• **RAW RECORDS**:
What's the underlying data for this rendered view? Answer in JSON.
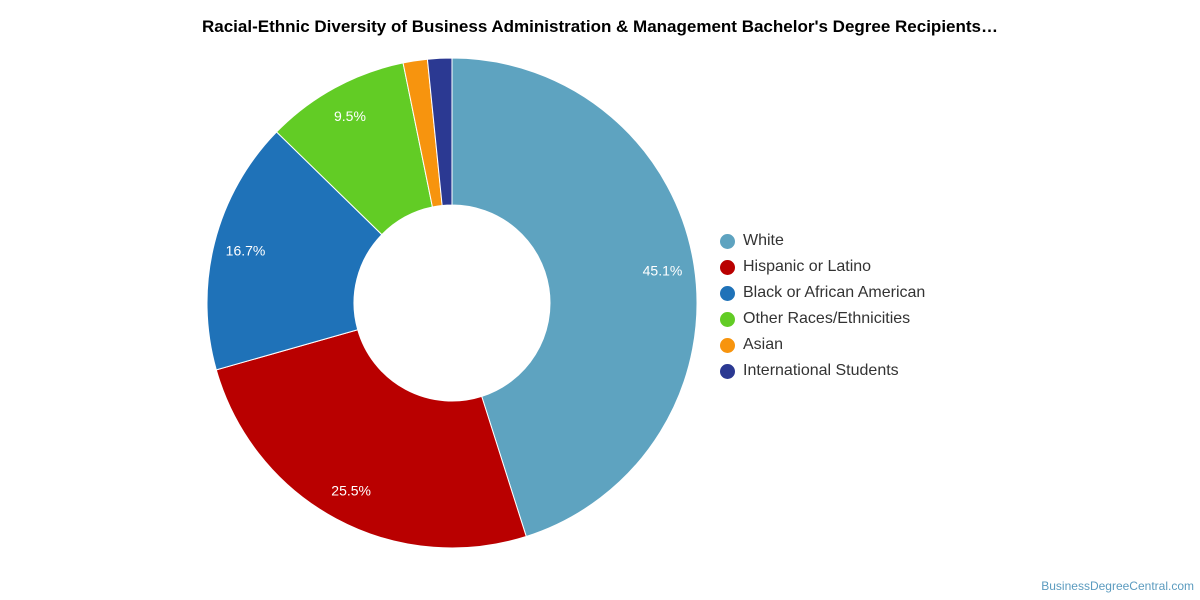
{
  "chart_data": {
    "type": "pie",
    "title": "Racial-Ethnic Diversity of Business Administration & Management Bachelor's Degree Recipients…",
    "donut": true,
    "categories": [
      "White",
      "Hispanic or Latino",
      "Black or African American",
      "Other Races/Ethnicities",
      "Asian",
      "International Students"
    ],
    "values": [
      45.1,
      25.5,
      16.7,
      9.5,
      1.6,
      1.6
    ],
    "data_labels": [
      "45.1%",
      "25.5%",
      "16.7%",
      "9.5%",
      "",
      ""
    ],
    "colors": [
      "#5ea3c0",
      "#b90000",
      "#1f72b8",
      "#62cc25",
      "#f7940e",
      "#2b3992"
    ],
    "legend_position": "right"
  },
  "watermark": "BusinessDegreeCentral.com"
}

• **TO BE DONE**:
Generate a word-for-word copy of the preceding records, excluding all pictures.

• **WRITTEN RESPONSE**:
What's the underlying data for this rendered view? Answer in JSON.
{
  "chart_data": {
    "type": "pie",
    "title": "Racial-Ethnic Diversity of Business Administration & Management Bachelor's Degree Recipients…",
    "donut": true,
    "categories": [
      "White",
      "Hispanic or Latino",
      "Black or African American",
      "Other Races/Ethnicities",
      "Asian",
      "International Students"
    ],
    "values": [
      45.1,
      25.5,
      16.7,
      9.5,
      1.6,
      1.6
    ],
    "data_labels": [
      "45.1%",
      "25.5%",
      "16.7%",
      "9.5%",
      "",
      ""
    ],
    "colors": [
      "#5ea3c0",
      "#b90000",
      "#1f72b8",
      "#62cc25",
      "#f7940e",
      "#2b3992"
    ],
    "legend_position": "right"
  },
  "watermark": "BusinessDegreeCentral.com"
}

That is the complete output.